**Goal of the exercise:**
Find the string "image" in the data, then copy every line where it is found.

:: Materials provided

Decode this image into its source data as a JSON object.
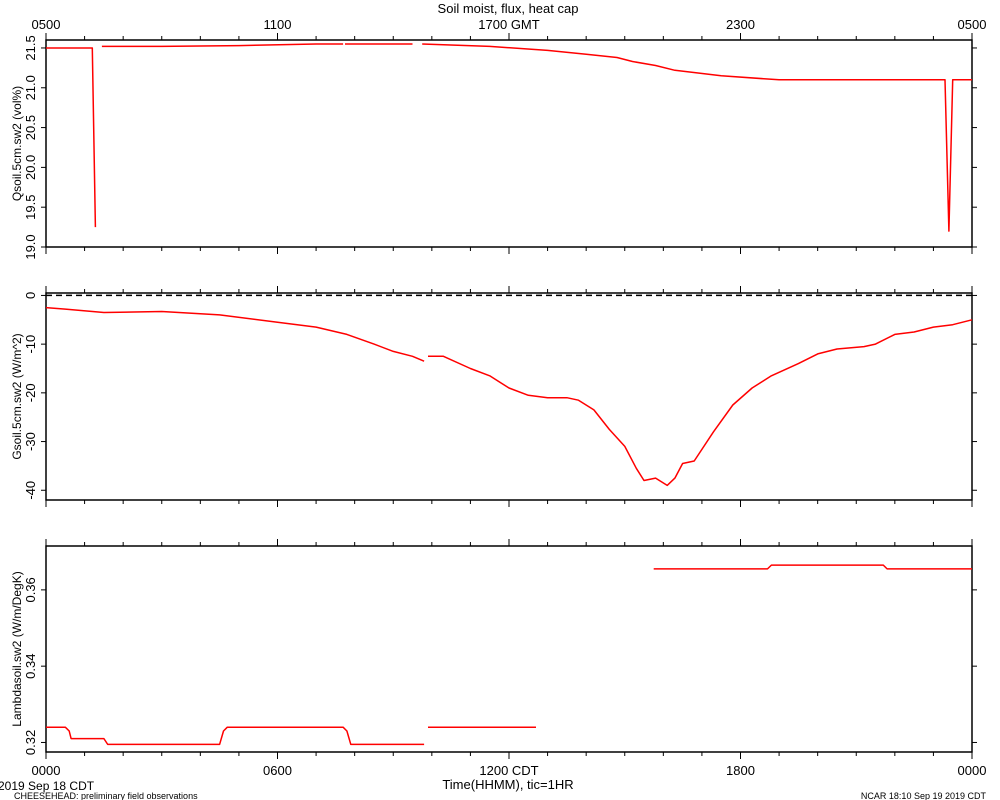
{
  "title": "Soil moist, flux, heat cap",
  "top_axis": {
    "tick_labels": [
      "0500",
      "1100",
      "1700 GMT",
      "2300",
      "0500"
    ]
  },
  "bottom_axis": {
    "tick_labels": [
      "0000",
      "0600",
      "1200 CDT",
      "1800",
      "0000"
    ],
    "label": "Time(HHMM), tic=1HR"
  },
  "footer": {
    "date": "2019 Sep 18 CDT",
    "project": "CHEESEHEAD: preliminary field observations",
    "stamp": "NCAR 18:10 Sep 19 2019 CDT"
  },
  "colors": {
    "series": "#ff0000",
    "axes": "#000000"
  },
  "chart_data": [
    {
      "type": "line",
      "ylabel": "Qsoil.5cm.sw2 (vol%)",
      "ylim": [
        19.0,
        21.6
      ],
      "y_tick_labels": [
        "19.0",
        "19.5",
        "20.0",
        "20.5",
        "21.0",
        "21.5"
      ],
      "xlim_hours": [
        0,
        24
      ],
      "segments": [
        [
          [
            0,
            21.5
          ],
          [
            1.2,
            21.5
          ],
          [
            1.28,
            19.25
          ]
        ],
        [
          [
            1.45,
            21.52
          ],
          [
            3.0,
            21.52
          ],
          [
            5.0,
            21.53
          ],
          [
            7.0,
            21.55
          ],
          [
            7.7,
            21.55
          ]
        ],
        [
          [
            7.75,
            21.55
          ],
          [
            9.5,
            21.55
          ]
        ],
        [
          [
            9.75,
            21.55
          ],
          [
            11.5,
            21.52
          ],
          [
            13.0,
            21.47
          ],
          [
            14.0,
            21.42
          ],
          [
            14.8,
            21.38
          ],
          [
            15.2,
            21.33
          ],
          [
            15.8,
            21.28
          ],
          [
            16.3,
            21.22
          ],
          [
            17.5,
            21.15
          ],
          [
            19.0,
            21.1
          ],
          [
            21.0,
            21.1
          ],
          [
            23.0,
            21.1
          ],
          [
            23.3,
            21.1
          ],
          [
            23.4,
            19.2
          ],
          [
            23.5,
            21.1
          ],
          [
            24.0,
            21.1
          ]
        ]
      ]
    },
    {
      "type": "line",
      "ylabel": "Gsoil.5cm.sw2 (W/m^2)",
      "ylim": [
        -42,
        0.5
      ],
      "y_tick_labels": [
        "0",
        "-10",
        "-20",
        "-30",
        "-40"
      ],
      "zero_line": true,
      "xlim_hours": [
        0,
        24
      ],
      "segments": [
        [
          [
            0,
            -2.5
          ],
          [
            0.5,
            -2.8
          ],
          [
            1.5,
            -3.5
          ],
          [
            3.0,
            -3.3
          ],
          [
            4.5,
            -4.0
          ],
          [
            6.0,
            -5.5
          ],
          [
            7.0,
            -6.5
          ],
          [
            7.8,
            -8.0
          ],
          [
            8.5,
            -10.0
          ],
          [
            9.0,
            -11.5
          ],
          [
            9.5,
            -12.5
          ],
          [
            9.8,
            -13.5
          ]
        ],
        [
          [
            9.9,
            -12.5
          ],
          [
            10.3,
            -12.5
          ],
          [
            11.0,
            -15.0
          ],
          [
            11.5,
            -16.5
          ],
          [
            12.0,
            -19.0
          ],
          [
            12.5,
            -20.5
          ],
          [
            13.0,
            -21.0
          ],
          [
            13.5,
            -21.0
          ],
          [
            13.8,
            -21.5
          ],
          [
            14.2,
            -23.5
          ],
          [
            14.6,
            -27.5
          ],
          [
            15.0,
            -31.0
          ],
          [
            15.3,
            -35.5
          ],
          [
            15.5,
            -38.0
          ],
          [
            15.8,
            -37.5
          ],
          [
            16.1,
            -39.0
          ],
          [
            16.3,
            -37.5
          ],
          [
            16.5,
            -34.5
          ],
          [
            16.8,
            -34.0
          ],
          [
            17.3,
            -28.0
          ],
          [
            17.8,
            -22.5
          ],
          [
            18.3,
            -19.0
          ],
          [
            18.8,
            -16.5
          ],
          [
            19.5,
            -14.0
          ],
          [
            20.0,
            -12.0
          ],
          [
            20.5,
            -11.0
          ],
          [
            21.2,
            -10.5
          ],
          [
            21.5,
            -10.0
          ],
          [
            22.0,
            -8.0
          ],
          [
            22.5,
            -7.5
          ],
          [
            23.0,
            -6.5
          ],
          [
            23.5,
            -6.0
          ],
          [
            24.0,
            -5.0
          ]
        ]
      ]
    },
    {
      "type": "line",
      "ylabel": "Lambdasoil.sw2 (W/m/DegK)",
      "ylim": [
        0.3175,
        0.3715
      ],
      "y_tick_labels": [
        "0.32",
        "0.34",
        "0.36"
      ],
      "xlim_hours": [
        0,
        24
      ],
      "segments": [
        [
          [
            0,
            0.324
          ],
          [
            0.5,
            0.324
          ],
          [
            0.6,
            0.323
          ],
          [
            0.65,
            0.321
          ],
          [
            1.5,
            0.321
          ],
          [
            1.6,
            0.3195
          ],
          [
            4.5,
            0.3195
          ],
          [
            4.6,
            0.323
          ],
          [
            4.7,
            0.324
          ],
          [
            7.7,
            0.324
          ],
          [
            7.8,
            0.323
          ],
          [
            7.9,
            0.3195
          ],
          [
            9.8,
            0.3195
          ]
        ],
        [
          [
            9.9,
            0.324
          ],
          [
            12.7,
            0.324
          ]
        ],
        [
          [
            15.75,
            0.3655
          ],
          [
            18.7,
            0.3655
          ],
          [
            18.8,
            0.3665
          ],
          [
            21.7,
            0.3665
          ],
          [
            21.8,
            0.3655
          ],
          [
            24.0,
            0.3655
          ]
        ]
      ]
    }
  ]
}
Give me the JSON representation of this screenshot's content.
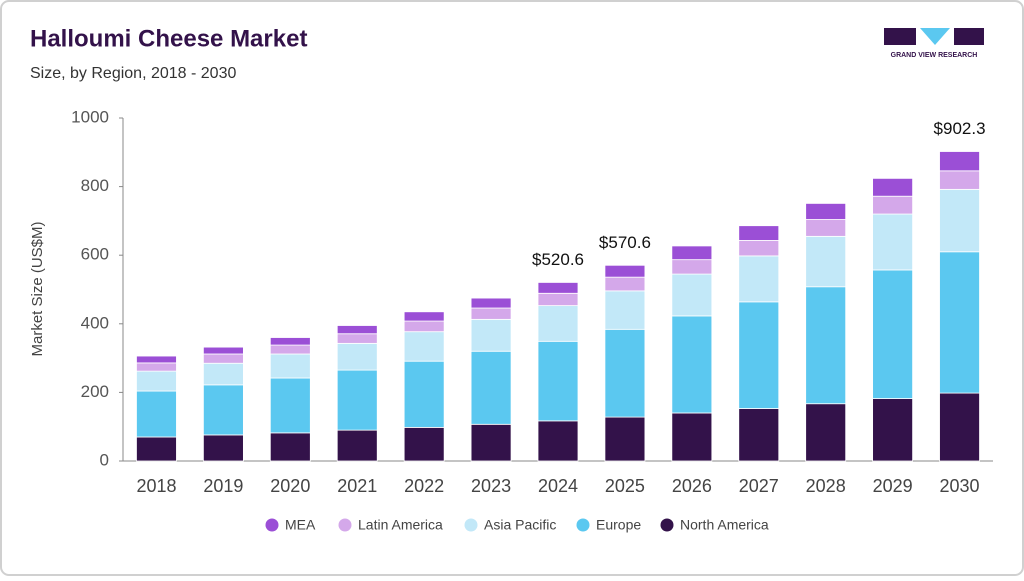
{
  "logo": "GRAND VIEW RESEARCH",
  "chart_data": {
    "type": "stacked-bar",
    "title": "Halloumi Cheese Market",
    "subtitle": "Size, by Region, 2018 - 2030",
    "y_label": "Market Size (US$M)",
    "categories": [
      "2018",
      "2019",
      "2020",
      "2021",
      "2022",
      "2023",
      "2024",
      "2025",
      "2026",
      "2027",
      "2028",
      "2029",
      "2030"
    ],
    "series": [
      {
        "name": "North America",
        "color": "#33124a",
        "values": [
          70,
          76,
          82,
          90,
          98,
          107,
          117,
          128,
          140,
          153,
          167,
          182,
          198
        ]
      },
      {
        "name": "Europe",
        "color": "#5bc8f0",
        "values": [
          134,
          146,
          160,
          175,
          193,
          213,
          232,
          256,
          283,
          311,
          341,
          375,
          412
        ]
      },
      {
        "name": "Asia Pacific",
        "color": "#c2e8f8",
        "values": [
          58,
          63,
          70,
          78,
          86,
          93,
          104,
          112,
          122,
          134,
          147,
          163,
          182
        ]
      },
      {
        "name": "Latin America",
        "color": "#d4a8ea",
        "values": [
          24,
          27,
          26,
          28,
          31,
          33,
          36,
          40,
          42,
          45,
          49,
          52,
          54
        ]
      },
      {
        "name": "MEA",
        "color": "#9b4fd6",
        "values": [
          20,
          20,
          22,
          24,
          27,
          29,
          31.6,
          34.6,
          40,
          43,
          47,
          52,
          56.3
        ]
      }
    ],
    "annotations": [
      {
        "x": "2024",
        "value": 520.6,
        "label": "$520.6"
      },
      {
        "x": "2025",
        "value": 570.6,
        "label": "$570.6"
      },
      {
        "x": "2030",
        "value": 902.3,
        "label": "$902.3"
      }
    ],
    "ylim": [
      0,
      1000
    ],
    "yticks": [
      0,
      200,
      400,
      600,
      800,
      1000
    ],
    "grid": false
  }
}
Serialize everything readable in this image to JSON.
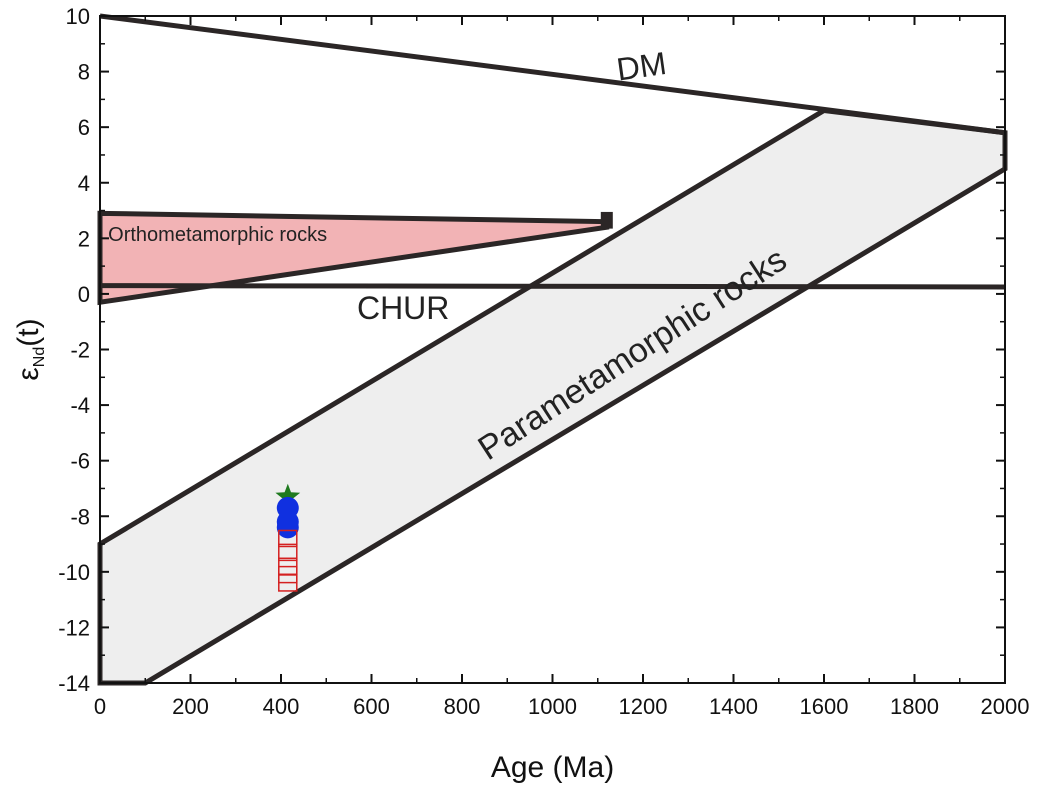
{
  "chart_data": {
    "type": "scatter",
    "xlabel": "Age (Ma)",
    "ylabel_main": "ε",
    "ylabel_sub": "Nd",
    "ylabel_tail": "(t)",
    "xlim": [
      0,
      2000
    ],
    "ylim": [
      -14,
      10
    ],
    "x_ticks": [
      0,
      200,
      400,
      600,
      800,
      1000,
      1200,
      1400,
      1600,
      1800,
      2000
    ],
    "y_ticks": [
      -14,
      -12,
      -10,
      -8,
      -6,
      -4,
      -2,
      0,
      2,
      4,
      6,
      8,
      10
    ],
    "grid": false,
    "lines": [
      {
        "label": "DM",
        "points": [
          [
            0,
            10
          ],
          [
            2000,
            5.8
          ]
        ]
      },
      {
        "label": "CHUR",
        "points": [
          [
            0,
            0.3
          ],
          [
            2000,
            0.25
          ]
        ]
      }
    ],
    "regions": [
      {
        "label": "Parametamorphic rocks",
        "color": "#eeeeee",
        "points": [
          [
            0,
            -9
          ],
          [
            1600,
            6.6
          ],
          [
            2000,
            5.8
          ],
          [
            2000,
            4.5
          ],
          [
            100,
            -14
          ],
          [
            0,
            -14
          ]
        ]
      },
      {
        "label": "Orthometamorphic rocks",
        "color": "#f2b3b5",
        "points": [
          [
            0,
            2.9
          ],
          [
            1120,
            2.6
          ],
          [
            1120,
            2.4
          ],
          [
            0,
            -0.3
          ]
        ]
      }
    ],
    "annotations": [
      {
        "text": "DM",
        "x": 1200,
        "y": 7.8,
        "angle": -8
      },
      {
        "text": "CHUR",
        "x": 670,
        "y": -0.9,
        "angle": 0
      },
      {
        "text": "Orthometamorphic rocks",
        "x": 260,
        "y": 1.9,
        "angle": 0
      },
      {
        "text": "Parametamorphic rocks",
        "x": 1190,
        "y": -2.5,
        "angle": -33
      }
    ],
    "series": [
      {
        "marker": "star",
        "color": "#1f7a1f",
        "points": [
          [
            415,
            -7.3
          ]
        ]
      },
      {
        "marker": "circle",
        "color": "#1030e0",
        "points": [
          [
            415,
            -7.7
          ],
          [
            415,
            -8.2
          ],
          [
            415,
            -8.4
          ]
        ]
      },
      {
        "marker": "open-square",
        "color": "#d42020",
        "points": [
          [
            415,
            -8.8
          ],
          [
            415,
            -9.3
          ],
          [
            415,
            -9.8
          ],
          [
            415,
            -10.1
          ],
          [
            415,
            -10.4
          ]
        ]
      }
    ]
  }
}
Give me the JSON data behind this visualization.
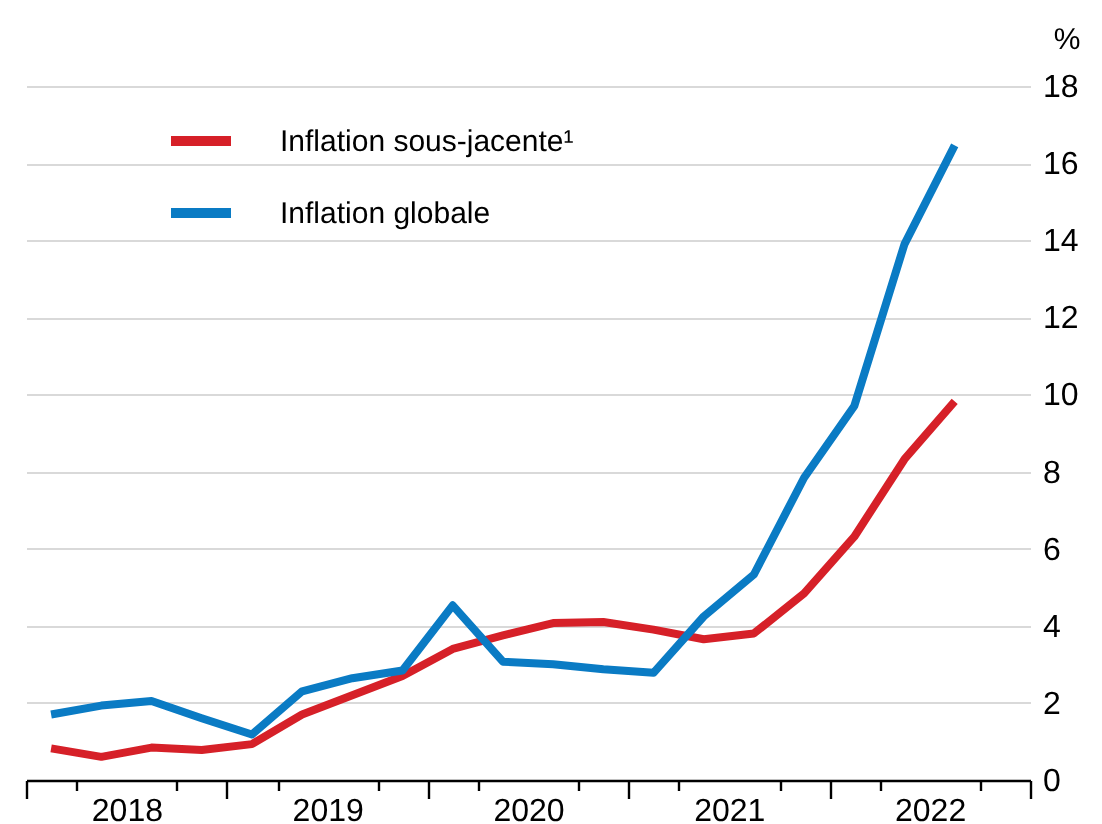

::::

**Exercise output:**
Decode this image into its source data as a JSON object.
Serialize everything readable in this image to JSON.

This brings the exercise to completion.